GOAL OF THE EXERCISE:
All lines below must be repeated exactly, with the pictures omitted.

— Start of DATA TO USE —

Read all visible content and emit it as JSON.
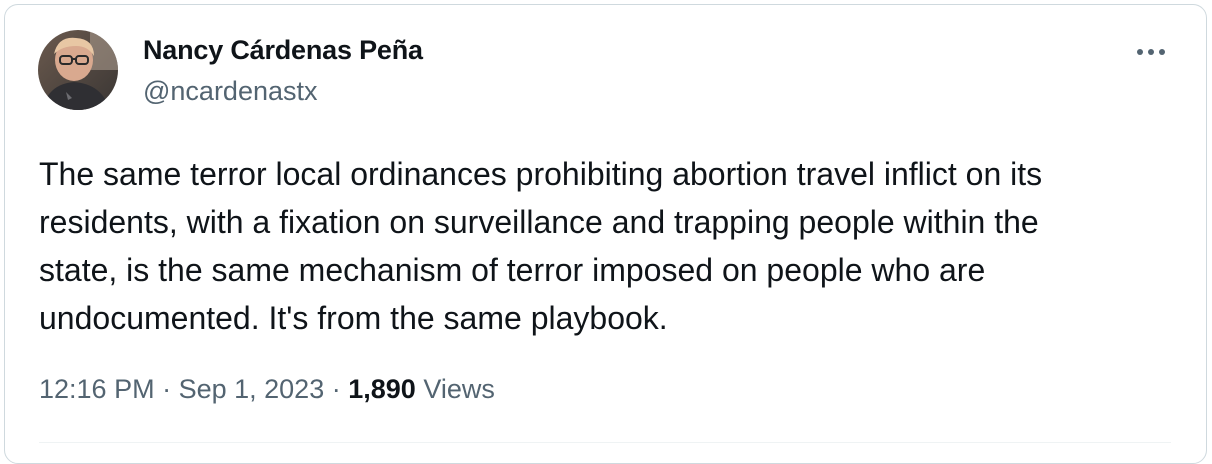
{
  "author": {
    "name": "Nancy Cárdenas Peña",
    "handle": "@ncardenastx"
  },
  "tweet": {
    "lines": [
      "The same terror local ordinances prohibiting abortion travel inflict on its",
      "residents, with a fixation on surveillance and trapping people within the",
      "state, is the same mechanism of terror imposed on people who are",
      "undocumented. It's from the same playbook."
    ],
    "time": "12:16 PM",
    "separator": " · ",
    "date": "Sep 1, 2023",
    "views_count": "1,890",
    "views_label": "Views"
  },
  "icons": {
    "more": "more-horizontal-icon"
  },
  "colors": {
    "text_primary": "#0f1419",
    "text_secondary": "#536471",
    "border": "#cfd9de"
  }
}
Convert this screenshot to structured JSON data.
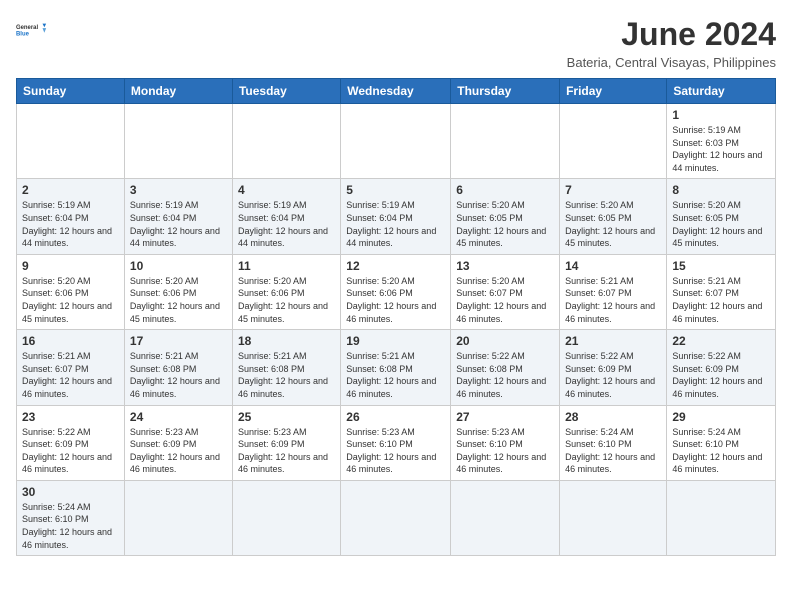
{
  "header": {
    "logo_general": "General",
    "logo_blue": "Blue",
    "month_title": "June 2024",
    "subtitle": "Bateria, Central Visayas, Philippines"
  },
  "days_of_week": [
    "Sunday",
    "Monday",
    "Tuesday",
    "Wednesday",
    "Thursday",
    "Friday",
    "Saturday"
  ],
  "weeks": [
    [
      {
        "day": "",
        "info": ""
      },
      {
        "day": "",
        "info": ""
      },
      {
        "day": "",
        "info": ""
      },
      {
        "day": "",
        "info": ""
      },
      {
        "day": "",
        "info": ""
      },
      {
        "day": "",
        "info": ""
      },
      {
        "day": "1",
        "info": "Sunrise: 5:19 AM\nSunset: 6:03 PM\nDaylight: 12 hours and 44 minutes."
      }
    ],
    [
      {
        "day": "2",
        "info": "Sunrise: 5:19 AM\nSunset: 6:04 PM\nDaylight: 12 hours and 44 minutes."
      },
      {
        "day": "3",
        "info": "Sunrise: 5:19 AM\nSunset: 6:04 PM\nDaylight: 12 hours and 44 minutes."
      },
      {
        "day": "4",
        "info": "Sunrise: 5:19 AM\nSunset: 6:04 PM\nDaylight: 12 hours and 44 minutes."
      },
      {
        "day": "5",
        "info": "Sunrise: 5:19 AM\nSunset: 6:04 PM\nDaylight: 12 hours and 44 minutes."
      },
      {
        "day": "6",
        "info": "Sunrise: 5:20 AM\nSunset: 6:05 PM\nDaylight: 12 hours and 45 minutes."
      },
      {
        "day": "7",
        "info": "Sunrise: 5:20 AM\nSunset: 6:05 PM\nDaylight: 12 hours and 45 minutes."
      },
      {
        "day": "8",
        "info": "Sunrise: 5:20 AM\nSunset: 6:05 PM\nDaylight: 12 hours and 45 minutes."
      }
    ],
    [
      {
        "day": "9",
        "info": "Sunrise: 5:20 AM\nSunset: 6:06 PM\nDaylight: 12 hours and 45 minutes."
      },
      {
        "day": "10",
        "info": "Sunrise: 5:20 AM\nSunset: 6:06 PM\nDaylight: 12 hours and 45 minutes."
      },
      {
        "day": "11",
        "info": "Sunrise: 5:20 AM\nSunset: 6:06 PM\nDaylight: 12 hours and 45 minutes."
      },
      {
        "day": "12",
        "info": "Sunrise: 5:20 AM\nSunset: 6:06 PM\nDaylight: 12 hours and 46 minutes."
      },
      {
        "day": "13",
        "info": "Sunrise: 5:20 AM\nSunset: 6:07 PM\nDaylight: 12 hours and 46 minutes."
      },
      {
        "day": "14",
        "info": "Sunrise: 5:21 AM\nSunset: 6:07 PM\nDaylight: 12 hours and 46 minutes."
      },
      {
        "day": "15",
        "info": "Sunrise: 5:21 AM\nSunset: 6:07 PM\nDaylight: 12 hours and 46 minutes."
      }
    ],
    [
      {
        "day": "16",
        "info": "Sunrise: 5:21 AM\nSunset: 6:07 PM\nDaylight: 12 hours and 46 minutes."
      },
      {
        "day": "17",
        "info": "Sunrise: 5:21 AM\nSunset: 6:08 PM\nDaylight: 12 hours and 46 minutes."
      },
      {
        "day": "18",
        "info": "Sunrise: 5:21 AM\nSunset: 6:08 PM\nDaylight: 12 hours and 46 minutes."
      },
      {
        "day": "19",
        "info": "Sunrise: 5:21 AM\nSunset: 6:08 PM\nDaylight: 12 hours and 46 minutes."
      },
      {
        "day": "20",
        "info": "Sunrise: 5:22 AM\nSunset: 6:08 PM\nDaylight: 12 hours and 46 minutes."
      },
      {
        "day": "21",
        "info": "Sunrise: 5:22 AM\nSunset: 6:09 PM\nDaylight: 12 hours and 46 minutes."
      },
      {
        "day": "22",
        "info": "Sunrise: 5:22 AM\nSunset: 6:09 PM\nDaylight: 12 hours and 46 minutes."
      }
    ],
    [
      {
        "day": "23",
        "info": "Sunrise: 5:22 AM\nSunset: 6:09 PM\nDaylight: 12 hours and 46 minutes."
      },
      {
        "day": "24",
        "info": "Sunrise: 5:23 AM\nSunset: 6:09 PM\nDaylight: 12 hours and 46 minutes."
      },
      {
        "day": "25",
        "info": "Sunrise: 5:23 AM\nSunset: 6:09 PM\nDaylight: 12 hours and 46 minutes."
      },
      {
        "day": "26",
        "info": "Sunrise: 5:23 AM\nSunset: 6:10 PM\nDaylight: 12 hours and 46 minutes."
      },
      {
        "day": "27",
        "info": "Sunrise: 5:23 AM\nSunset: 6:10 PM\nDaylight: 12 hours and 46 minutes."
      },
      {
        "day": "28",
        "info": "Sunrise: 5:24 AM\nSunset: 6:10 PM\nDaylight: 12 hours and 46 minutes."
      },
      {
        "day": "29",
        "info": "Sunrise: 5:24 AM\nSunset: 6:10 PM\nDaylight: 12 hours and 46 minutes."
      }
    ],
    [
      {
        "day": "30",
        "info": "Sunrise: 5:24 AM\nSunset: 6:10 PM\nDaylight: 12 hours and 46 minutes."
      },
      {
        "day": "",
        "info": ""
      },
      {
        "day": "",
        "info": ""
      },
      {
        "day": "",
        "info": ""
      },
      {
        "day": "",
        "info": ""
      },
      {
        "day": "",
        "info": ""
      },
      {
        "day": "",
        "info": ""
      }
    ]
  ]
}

— End of DATA TO USE —

THE REPLY:
Read all visible content and emit it as JSON.
{
  "author": {
    "name": "Nancy Cárdenas Peña",
    "handle": "@ncardenastx"
  },
  "tweet": {
    "lines": [
      "The same terror local ordinances prohibiting abortion travel inflict on its",
      "residents, with a fixation on surveillance and trapping people within the",
      "state, is the same mechanism of terror imposed on people who are",
      "undocumented. It's from the same playbook."
    ],
    "time": "12:16 PM",
    "separator": " · ",
    "date": "Sep 1, 2023",
    "views_count": "1,890",
    "views_label": "Views"
  },
  "icons": {
    "more": "more-horizontal-icon"
  },
  "colors": {
    "text_primary": "#0f1419",
    "text_secondary": "#536471",
    "border": "#cfd9de"
  }
}
Convert this screenshot to structured JSON data.
{
  "header": {
    "logo_general": "General",
    "logo_blue": "Blue",
    "month_title": "June 2024",
    "subtitle": "Bateria, Central Visayas, Philippines"
  },
  "days_of_week": [
    "Sunday",
    "Monday",
    "Tuesday",
    "Wednesday",
    "Thursday",
    "Friday",
    "Saturday"
  ],
  "weeks": [
    [
      {
        "day": "",
        "info": ""
      },
      {
        "day": "",
        "info": ""
      },
      {
        "day": "",
        "info": ""
      },
      {
        "day": "",
        "info": ""
      },
      {
        "day": "",
        "info": ""
      },
      {
        "day": "",
        "info": ""
      },
      {
        "day": "1",
        "info": "Sunrise: 5:19 AM\nSunset: 6:03 PM\nDaylight: 12 hours and 44 minutes."
      }
    ],
    [
      {
        "day": "2",
        "info": "Sunrise: 5:19 AM\nSunset: 6:04 PM\nDaylight: 12 hours and 44 minutes."
      },
      {
        "day": "3",
        "info": "Sunrise: 5:19 AM\nSunset: 6:04 PM\nDaylight: 12 hours and 44 minutes."
      },
      {
        "day": "4",
        "info": "Sunrise: 5:19 AM\nSunset: 6:04 PM\nDaylight: 12 hours and 44 minutes."
      },
      {
        "day": "5",
        "info": "Sunrise: 5:19 AM\nSunset: 6:04 PM\nDaylight: 12 hours and 44 minutes."
      },
      {
        "day": "6",
        "info": "Sunrise: 5:20 AM\nSunset: 6:05 PM\nDaylight: 12 hours and 45 minutes."
      },
      {
        "day": "7",
        "info": "Sunrise: 5:20 AM\nSunset: 6:05 PM\nDaylight: 12 hours and 45 minutes."
      },
      {
        "day": "8",
        "info": "Sunrise: 5:20 AM\nSunset: 6:05 PM\nDaylight: 12 hours and 45 minutes."
      }
    ],
    [
      {
        "day": "9",
        "info": "Sunrise: 5:20 AM\nSunset: 6:06 PM\nDaylight: 12 hours and 45 minutes."
      },
      {
        "day": "10",
        "info": "Sunrise: 5:20 AM\nSunset: 6:06 PM\nDaylight: 12 hours and 45 minutes."
      },
      {
        "day": "11",
        "info": "Sunrise: 5:20 AM\nSunset: 6:06 PM\nDaylight: 12 hours and 45 minutes."
      },
      {
        "day": "12",
        "info": "Sunrise: 5:20 AM\nSunset: 6:06 PM\nDaylight: 12 hours and 46 minutes."
      },
      {
        "day": "13",
        "info": "Sunrise: 5:20 AM\nSunset: 6:07 PM\nDaylight: 12 hours and 46 minutes."
      },
      {
        "day": "14",
        "info": "Sunrise: 5:21 AM\nSunset: 6:07 PM\nDaylight: 12 hours and 46 minutes."
      },
      {
        "day": "15",
        "info": "Sunrise: 5:21 AM\nSunset: 6:07 PM\nDaylight: 12 hours and 46 minutes."
      }
    ],
    [
      {
        "day": "16",
        "info": "Sunrise: 5:21 AM\nSunset: 6:07 PM\nDaylight: 12 hours and 46 minutes."
      },
      {
        "day": "17",
        "info": "Sunrise: 5:21 AM\nSunset: 6:08 PM\nDaylight: 12 hours and 46 minutes."
      },
      {
        "day": "18",
        "info": "Sunrise: 5:21 AM\nSunset: 6:08 PM\nDaylight: 12 hours and 46 minutes."
      },
      {
        "day": "19",
        "info": "Sunrise: 5:21 AM\nSunset: 6:08 PM\nDaylight: 12 hours and 46 minutes."
      },
      {
        "day": "20",
        "info": "Sunrise: 5:22 AM\nSunset: 6:08 PM\nDaylight: 12 hours and 46 minutes."
      },
      {
        "day": "21",
        "info": "Sunrise: 5:22 AM\nSunset: 6:09 PM\nDaylight: 12 hours and 46 minutes."
      },
      {
        "day": "22",
        "info": "Sunrise: 5:22 AM\nSunset: 6:09 PM\nDaylight: 12 hours and 46 minutes."
      }
    ],
    [
      {
        "day": "23",
        "info": "Sunrise: 5:22 AM\nSunset: 6:09 PM\nDaylight: 12 hours and 46 minutes."
      },
      {
        "day": "24",
        "info": "Sunrise: 5:23 AM\nSunset: 6:09 PM\nDaylight: 12 hours and 46 minutes."
      },
      {
        "day": "25",
        "info": "Sunrise: 5:23 AM\nSunset: 6:09 PM\nDaylight: 12 hours and 46 minutes."
      },
      {
        "day": "26",
        "info": "Sunrise: 5:23 AM\nSunset: 6:10 PM\nDaylight: 12 hours and 46 minutes."
      },
      {
        "day": "27",
        "info": "Sunrise: 5:23 AM\nSunset: 6:10 PM\nDaylight: 12 hours and 46 minutes."
      },
      {
        "day": "28",
        "info": "Sunrise: 5:24 AM\nSunset: 6:10 PM\nDaylight: 12 hours and 46 minutes."
      },
      {
        "day": "29",
        "info": "Sunrise: 5:24 AM\nSunset: 6:10 PM\nDaylight: 12 hours and 46 minutes."
      }
    ],
    [
      {
        "day": "30",
        "info": "Sunrise: 5:24 AM\nSunset: 6:10 PM\nDaylight: 12 hours and 46 minutes."
      },
      {
        "day": "",
        "info": ""
      },
      {
        "day": "",
        "info": ""
      },
      {
        "day": "",
        "info": ""
      },
      {
        "day": "",
        "info": ""
      },
      {
        "day": "",
        "info": ""
      },
      {
        "day": "",
        "info": ""
      }
    ]
  ]
}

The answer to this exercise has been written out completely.